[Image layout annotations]
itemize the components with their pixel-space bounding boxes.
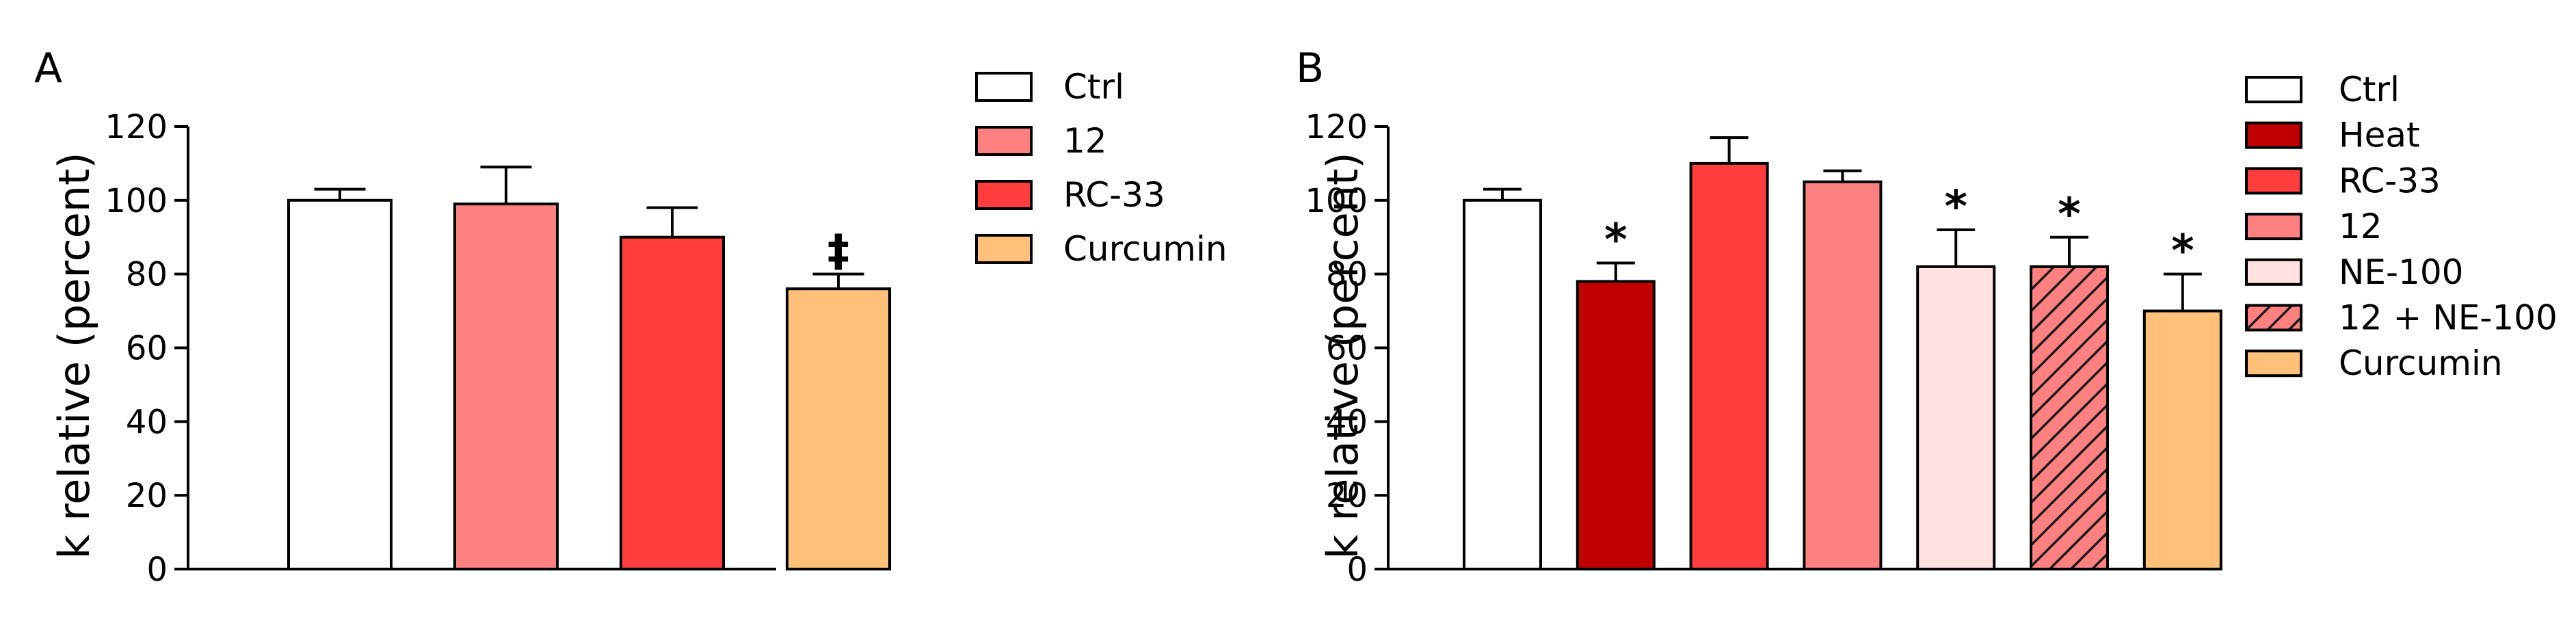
legend-swatch [2245, 167, 2302, 195]
legend-label: 12 [2339, 207, 2382, 246]
y-tick-label: 100 [1305, 182, 1368, 220]
panel-b: B k relative (percent) 0 20 40 60 80 100 120 *… [1296, 44, 2558, 589]
legend-swatch [2245, 213, 2302, 241]
bar-12 [453, 202, 559, 571]
y-tick-label: 80 [1326, 256, 1368, 294]
y-axis-ticks-a: 0 20 40 60 80 100 120 [105, 108, 776, 589]
significance-marker: ‡ [827, 226, 849, 277]
legend-swatch [2245, 258, 2302, 286]
y-tick-label: 0 [146, 551, 168, 589]
significance-marker: * [2058, 189, 2080, 240]
bars-b: * * * * [1463, 136, 2222, 571]
legend-label: 12 + NE-100 [2339, 298, 2558, 338]
legend-label: Ctrl [1063, 67, 1124, 107]
legend-swatch [975, 180, 1033, 210]
y-tick-label: 40 [126, 403, 168, 441]
legend-label: Curcumin [2339, 343, 2503, 383]
y-tick-label: 0 [1346, 551, 1368, 589]
significance-marker: * [1944, 182, 1967, 233]
y-axis-ticks-b: 0 20 40 60 80 100 120 [1305, 108, 2164, 589]
legend-swatch [975, 234, 1033, 264]
significance-marker: * [1604, 215, 1627, 265]
bar-rc-33 [620, 235, 725, 570]
y-tick-label: 120 [1305, 108, 1368, 146]
bar-rc-33 [1689, 161, 1769, 570]
panel-a: A k relative (percent) 0 20 40 60 80 100 120 ‡… [34, 44, 1227, 589]
legend-label: NE-100 [2339, 252, 2463, 292]
bar-ctrl [287, 198, 393, 571]
legend-swatch [2245, 304, 2302, 332]
bar-ne-100 [1916, 265, 1996, 570]
legend-label: Ctrl [2339, 70, 2400, 109]
legend-swatch [975, 72, 1033, 102]
legend-label: RC-33 [1063, 175, 1165, 215]
bar-curcumin [786, 287, 891, 570]
legend-label: Curcumin [1063, 229, 1227, 269]
y-tick-label: 120 [105, 108, 168, 146]
panel-label-a: A [34, 44, 62, 92]
legend-label: Heat [2339, 116, 2420, 155]
y-tick-label: 20 [1326, 477, 1368, 515]
y-tick-label: 20 [126, 477, 168, 515]
panel-label-b: B [1296, 44, 1324, 92]
bars-a: ‡ [287, 166, 891, 571]
legend-swatch [2245, 350, 2302, 378]
legend-swatch [2245, 76, 2302, 103]
y-tick-label: 60 [1326, 330, 1368, 368]
legend-label: RC-33 [2339, 161, 2441, 200]
y-tick-label: 100 [105, 182, 168, 220]
legend-a: Ctrl 12 RC-33 Curcumin [975, 67, 1227, 269]
legend-swatch [975, 126, 1033, 156]
legend-b: Ctrl Heat RC-33 12 NE-100 12 + NE-100 Curcumin [2245, 70, 2558, 383]
y-tick-label: 40 [1326, 403, 1368, 441]
bar-ctrl [1463, 198, 1542, 571]
y-axis-label-b: k relative (percent) [1318, 152, 1368, 559]
bar-12 [1803, 180, 1883, 570]
significance-marker: * [2171, 226, 2194, 277]
y-tick-label: 80 [126, 256, 168, 294]
y-axis-label-a: k relative (percent) [49, 152, 99, 559]
legend-swatch [2245, 121, 2302, 149]
bar-curcumin [2142, 309, 2222, 570]
y-tick-label: 60 [126, 330, 168, 368]
legend-label: 12 [1063, 121, 1107, 161]
bar-12-ne-100 [2030, 265, 2109, 570]
bar-heat [1576, 280, 1656, 570]
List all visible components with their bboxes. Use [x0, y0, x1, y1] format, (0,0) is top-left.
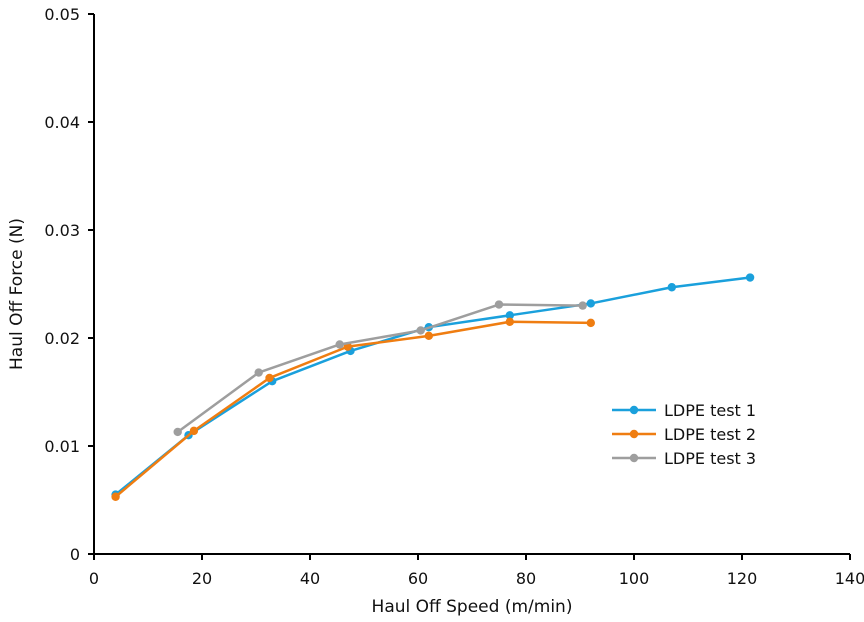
data-point — [505, 311, 514, 320]
legend: LDPE test 1 LDPE test 2 LDPE test 3 — [612, 401, 756, 468]
y-tick-label: 0 — [70, 545, 80, 564]
legend-item: LDPE test 1 — [612, 401, 756, 420]
data-point — [505, 317, 514, 326]
tick-labels-group: 0 20 40 60 80 100 120 140 0 0.01 0.02 0.03 0.04 0.05 — [44, 5, 864, 588]
data-point — [416, 326, 425, 335]
legend-label: LDPE test 3 — [664, 449, 756, 468]
x-tick-label: 0 — [89, 569, 99, 588]
data-point — [189, 426, 199, 436]
x-tick-label: 60 — [408, 569, 428, 588]
y-axis-title: Haul Off Force (N) — [7, 218, 27, 370]
data-point — [586, 318, 595, 328]
y-tick-label: 0.04 — [44, 113, 80, 132]
data-point — [586, 299, 595, 308]
axes-group — [88, 13, 851, 560]
data-point — [745, 273, 755, 282]
legend-swatch-marker — [629, 453, 639, 463]
data-point — [424, 331, 433, 341]
legend-label: LDPE test 1 — [664, 401, 756, 420]
x-tick-label: 20 — [192, 569, 212, 588]
y-tick-label: 0.05 — [44, 5, 80, 24]
data-point — [494, 300, 504, 309]
x-tick-label: 40 — [300, 569, 320, 588]
series-2 — [111, 317, 595, 501]
legend-label: LDPE test 2 — [664, 425, 756, 444]
x-tick-label: 140 — [835, 569, 864, 588]
legend-swatch-marker — [629, 429, 639, 439]
series-line — [114, 276, 751, 496]
series-line — [176, 303, 583, 433]
y-tick-label: 0.03 — [44, 221, 80, 240]
legend-item: LDPE test 3 — [612, 449, 756, 468]
x-axis-title: Haul Off Speed (m/min) — [372, 597, 573, 617]
y-tick-label: 0.01 — [44, 437, 80, 456]
legend-swatch-marker — [629, 405, 639, 415]
x-tick-label: 80 — [516, 569, 536, 588]
series-group — [111, 273, 755, 501]
data-point — [335, 340, 344, 349]
y-tick-label: 0.02 — [44, 329, 80, 348]
data-point — [254, 368, 263, 377]
data-point — [173, 427, 182, 437]
legend-item: LDPE test 2 — [612, 425, 756, 444]
data-point — [265, 373, 274, 383]
series-1 — [111, 273, 755, 499]
series-3 — [173, 300, 587, 437]
x-tick-label: 100 — [619, 569, 650, 588]
x-tick-label: 120 — [727, 569, 758, 588]
data-point — [111, 492, 120, 501]
data-point — [667, 283, 676, 292]
data-point — [578, 301, 587, 310]
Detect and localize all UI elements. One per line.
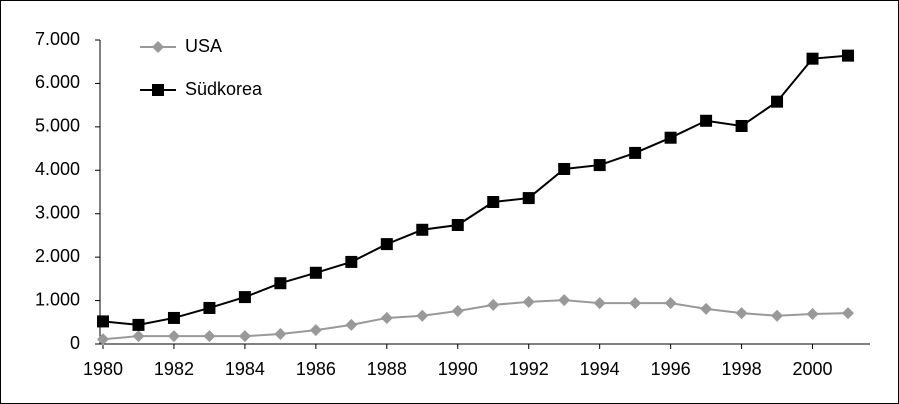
data-point [132, 318, 145, 331]
data-point [522, 192, 535, 205]
legend-marker [152, 84, 164, 96]
x-tick-label: 1996 [651, 359, 691, 379]
y-tick-label: 5.000 [35, 116, 80, 136]
data-point [380, 311, 393, 324]
data-point [309, 266, 322, 279]
data-point [700, 302, 713, 315]
x-tick-label: 1990 [438, 359, 478, 379]
x-tick-label: 1986 [296, 359, 336, 379]
legend-label: Südkorea [185, 79, 263, 99]
data-point [238, 291, 251, 304]
data-point [806, 308, 819, 321]
x-tick-label: 1988 [367, 359, 407, 379]
data-point [558, 294, 571, 307]
data-point [593, 297, 606, 310]
data-point [842, 49, 854, 62]
data-point [203, 301, 216, 314]
data-point [451, 304, 464, 317]
series-line [102, 299, 849, 341]
y-tick-label: 6.000 [35, 72, 80, 92]
legend-label: USA [185, 36, 222, 56]
data-point [451, 219, 464, 232]
data-point [97, 333, 109, 346]
legend-marker [152, 41, 164, 53]
y-tick-label: 7.000 [35, 29, 80, 49]
data-point [380, 238, 393, 251]
data-point [593, 159, 606, 172]
x-tick-label: 2000 [793, 359, 833, 379]
data-point [771, 309, 784, 322]
series-line [102, 54, 849, 326]
data-point [345, 318, 358, 331]
data-point [558, 162, 571, 175]
data-point [97, 315, 109, 328]
data-point [842, 307, 854, 320]
data-point [167, 330, 180, 343]
y-tick-label: 1.000 [35, 289, 80, 309]
data-point [203, 330, 216, 343]
data-point [522, 295, 535, 308]
data-point [629, 146, 642, 159]
data-point [309, 324, 322, 337]
data-point [167, 311, 180, 324]
y-tick-label: 3.000 [35, 202, 80, 222]
data-point [629, 297, 642, 310]
data-point [771, 95, 784, 108]
data-point [664, 297, 677, 310]
data-point [274, 328, 287, 341]
data-point [735, 119, 748, 132]
x-tick-label: 1984 [225, 359, 265, 379]
x-tick-label: 1994 [580, 359, 620, 379]
data-point [664, 131, 677, 144]
data-point [487, 195, 500, 208]
y-tick-label: 0 [70, 333, 80, 353]
x-tick-label: 1980 [83, 359, 123, 379]
data-point [274, 277, 287, 290]
x-tick-label: 1998 [722, 359, 762, 379]
data-point [487, 298, 500, 311]
data-point [416, 309, 429, 322]
y-tick-label: 4.000 [35, 159, 80, 179]
data-point [806, 52, 819, 65]
x-tick-label: 1982 [154, 359, 194, 379]
data-point [238, 330, 251, 343]
data-point [345, 255, 358, 268]
data-point [700, 114, 713, 127]
data-point [132, 330, 145, 343]
data-point [735, 307, 748, 320]
y-tick-label: 2.000 [35, 246, 80, 266]
data-point [416, 223, 429, 236]
x-tick-label: 1992 [509, 359, 549, 379]
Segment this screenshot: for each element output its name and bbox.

> _EXERCISE GOAL_: Output the lines of the material as a JSON list of strings, one string per line and no blank lines. Begin at the line that has "data-point — [505, 311, 514, 320]" and stop after the line that has "data-point — [189, 426, 199, 436]".

> _EXERCISE SOLUTION_:
[
  "data-point — [505, 311, 514, 320]",
  "legend: LDPE test 1 LDPE test 2 LDPE test 3 — [612, 401, 756, 468]",
  "y-tick-label: 0 — [70, 545, 80, 564]",
  "legend-item: LDPE test 1 — [612, 401, 756, 420]",
  "data-point — [505, 317, 514, 326]",
  "tick-labels-group: 0 20 40 60 80 100 120 140 0 0.01 0.02 0.03 0.04 0.05 — [44, 5, 864, 588]",
  "data-point — [416, 326, 425, 335]",
  "legend-label: LDPE test 3 — [664, 449, 756, 468]",
  "x-tick-label: 0 — [89, 569, 99, 588]",
  "data-point — [189, 426, 199, 436]"
]